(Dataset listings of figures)

· · ·

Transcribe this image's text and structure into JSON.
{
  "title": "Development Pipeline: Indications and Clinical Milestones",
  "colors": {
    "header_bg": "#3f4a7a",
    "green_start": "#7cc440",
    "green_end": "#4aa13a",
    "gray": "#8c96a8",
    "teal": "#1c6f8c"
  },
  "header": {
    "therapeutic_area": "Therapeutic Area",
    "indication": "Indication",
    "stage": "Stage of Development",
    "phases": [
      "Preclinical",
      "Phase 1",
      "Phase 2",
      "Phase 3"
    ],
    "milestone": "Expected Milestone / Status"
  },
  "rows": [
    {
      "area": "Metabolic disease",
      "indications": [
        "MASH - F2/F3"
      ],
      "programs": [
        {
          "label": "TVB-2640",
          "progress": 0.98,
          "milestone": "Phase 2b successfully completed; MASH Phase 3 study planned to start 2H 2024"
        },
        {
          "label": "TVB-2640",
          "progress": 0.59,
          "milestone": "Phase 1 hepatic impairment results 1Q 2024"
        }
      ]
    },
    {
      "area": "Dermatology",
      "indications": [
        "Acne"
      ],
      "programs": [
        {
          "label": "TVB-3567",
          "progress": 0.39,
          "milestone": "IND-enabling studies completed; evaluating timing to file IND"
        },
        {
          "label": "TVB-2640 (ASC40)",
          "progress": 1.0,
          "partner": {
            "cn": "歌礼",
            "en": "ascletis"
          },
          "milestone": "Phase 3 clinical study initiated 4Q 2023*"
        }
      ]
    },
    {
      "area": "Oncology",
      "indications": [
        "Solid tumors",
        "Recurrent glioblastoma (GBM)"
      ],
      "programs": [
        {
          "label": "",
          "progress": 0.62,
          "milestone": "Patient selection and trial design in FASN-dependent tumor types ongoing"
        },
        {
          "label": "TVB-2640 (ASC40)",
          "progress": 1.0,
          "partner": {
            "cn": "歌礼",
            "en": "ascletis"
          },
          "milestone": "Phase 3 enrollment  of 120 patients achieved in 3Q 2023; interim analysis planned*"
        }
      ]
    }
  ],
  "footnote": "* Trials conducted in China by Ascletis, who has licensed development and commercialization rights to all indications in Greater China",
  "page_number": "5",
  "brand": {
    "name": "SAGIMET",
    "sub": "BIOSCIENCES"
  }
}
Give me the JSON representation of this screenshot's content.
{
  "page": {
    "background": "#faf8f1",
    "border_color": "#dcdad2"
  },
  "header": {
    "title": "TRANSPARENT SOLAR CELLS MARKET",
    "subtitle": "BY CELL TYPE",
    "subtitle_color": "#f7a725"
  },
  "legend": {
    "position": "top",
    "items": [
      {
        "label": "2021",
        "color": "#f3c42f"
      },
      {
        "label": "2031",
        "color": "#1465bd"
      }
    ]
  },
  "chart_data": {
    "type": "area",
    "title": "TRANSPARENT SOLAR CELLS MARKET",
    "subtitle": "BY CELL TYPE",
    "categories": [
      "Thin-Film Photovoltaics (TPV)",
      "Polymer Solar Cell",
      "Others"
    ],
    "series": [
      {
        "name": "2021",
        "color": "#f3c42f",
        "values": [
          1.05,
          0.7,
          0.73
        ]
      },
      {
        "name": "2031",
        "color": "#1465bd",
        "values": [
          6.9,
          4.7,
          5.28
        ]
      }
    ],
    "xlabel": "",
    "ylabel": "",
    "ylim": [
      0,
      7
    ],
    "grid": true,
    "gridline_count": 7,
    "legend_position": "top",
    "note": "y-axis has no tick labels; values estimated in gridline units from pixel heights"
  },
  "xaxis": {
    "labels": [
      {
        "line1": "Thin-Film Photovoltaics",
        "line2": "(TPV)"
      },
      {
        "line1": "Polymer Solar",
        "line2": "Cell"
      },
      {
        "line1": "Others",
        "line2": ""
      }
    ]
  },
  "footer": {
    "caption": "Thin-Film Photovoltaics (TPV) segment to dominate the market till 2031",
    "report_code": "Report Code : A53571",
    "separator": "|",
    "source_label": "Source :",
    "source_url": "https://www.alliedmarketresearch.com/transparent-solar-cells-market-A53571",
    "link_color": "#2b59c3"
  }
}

· · ·

WORK REQUIRED =
The records above must be repeated exactly, every one of them.

OUTPUT =
Transcribe this image's text and structure into JSON.
{
  "title": "Development Pipeline: Indications and Clinical Milestones",
  "colors": {
    "header_bg": "#3f4a7a",
    "green_start": "#7cc440",
    "green_end": "#4aa13a",
    "gray": "#8c96a8",
    "teal": "#1c6f8c"
  },
  "header": {
    "therapeutic_area": "Therapeutic Area",
    "indication": "Indication",
    "stage": "Stage of Development",
    "phases": [
      "Preclinical",
      "Phase 1",
      "Phase 2",
      "Phase 3"
    ],
    "milestone": "Expected Milestone / Status"
  },
  "rows": [
    {
      "area": "Metabolic disease",
      "indications": [
        "MASH - F2/F3"
      ],
      "programs": [
        {
          "label": "TVB-2640",
          "progress": 0.98,
          "milestone": "Phase 2b successfully completed; MASH Phase 3 study planned to start 2H 2024"
        },
        {
          "label": "TVB-2640",
          "progress": 0.59,
          "milestone": "Phase 1 hepatic impairment results 1Q 2024"
        }
      ]
    },
    {
      "area": "Dermatology",
      "indications": [
        "Acne"
      ],
      "programs": [
        {
          "label": "TVB-3567",
          "progress": 0.39,
          "milestone": "IND-enabling studies completed; evaluating timing to file IND"
        },
        {
          "label": "TVB-2640 (ASC40)",
          "progress": 1.0,
          "partner": {
            "cn": "歌礼",
            "en": "ascletis"
          },
          "milestone": "Phase 3 clinical study initiated 4Q 2023*"
        }
      ]
    },
    {
      "area": "Oncology",
      "indications": [
        "Solid tumors",
        "Recurrent glioblastoma (GBM)"
      ],
      "programs": [
        {
          "label": "",
          "progress": 0.62,
          "milestone": "Patient selection and trial design in FASN-dependent tumor types ongoing"
        },
        {
          "label": "TVB-2640 (ASC40)",
          "progress": 1.0,
          "partner": {
            "cn": "歌礼",
            "en": "ascletis"
          },
          "milestone": "Phase 3 enrollment  of 120 patients achieved in 3Q 2023; interim analysis planned*"
        }
      ]
    }
  ],
  "footnote": "* Trials conducted in China by Ascletis, who has licensed development and commercialization rights to all indications in Greater China",
  "page_number": "5",
  "brand": {
    "name": "SAGIMET",
    "sub": "BIOSCIENCES"
  }
}
Give me the JSON representation of this screenshot's content.
{
  "page": {
    "background": "#faf8f1",
    "border_color": "#dcdad2"
  },
  "header": {
    "title": "TRANSPARENT SOLAR CELLS MARKET",
    "subtitle": "BY CELL TYPE",
    "subtitle_color": "#f7a725"
  },
  "legend": {
    "position": "top",
    "items": [
      {
        "label": "2021",
        "color": "#f3c42f"
      },
      {
        "label": "2031",
        "color": "#1465bd"
      }
    ]
  },
  "chart_data": {
    "type": "area",
    "title": "TRANSPARENT SOLAR CELLS MARKET",
    "subtitle": "BY CELL TYPE",
    "categories": [
      "Thin-Film Photovoltaics (TPV)",
      "Polymer Solar Cell",
      "Others"
    ],
    "series": [
      {
        "name": "2021",
        "color": "#f3c42f",
        "values": [
          1.05,
          0.7,
          0.73
        ]
      },
      {
        "name": "2031",
        "color": "#1465bd",
        "values": [
          6.9,
          4.7,
          5.28
        ]
      }
    ],
    "xlabel": "",
    "ylabel": "",
    "ylim": [
      0,
      7
    ],
    "grid": true,
    "gridline_count": 7,
    "legend_position": "top",
    "note": "y-axis has no tick labels; values estimated in gridline units from pixel heights"
  },
  "xaxis": {
    "labels": [
      {
        "line1": "Thin-Film Photovoltaics",
        "line2": "(TPV)"
      },
      {
        "line1": "Polymer Solar",
        "line2": "Cell"
      },
      {
        "line1": "Others",
        "line2": ""
      }
    ]
  },
  "footer": {
    "caption": "Thin-Film Photovoltaics (TPV) segment to dominate the market till 2031",
    "report_code": "Report Code : A53571",
    "separator": "|",
    "source_label": "Source :",
    "source_url": "https://www.alliedmarketresearch.com/transparent-solar-cells-market-A53571",
    "link_color": "#2b59c3"
  }
}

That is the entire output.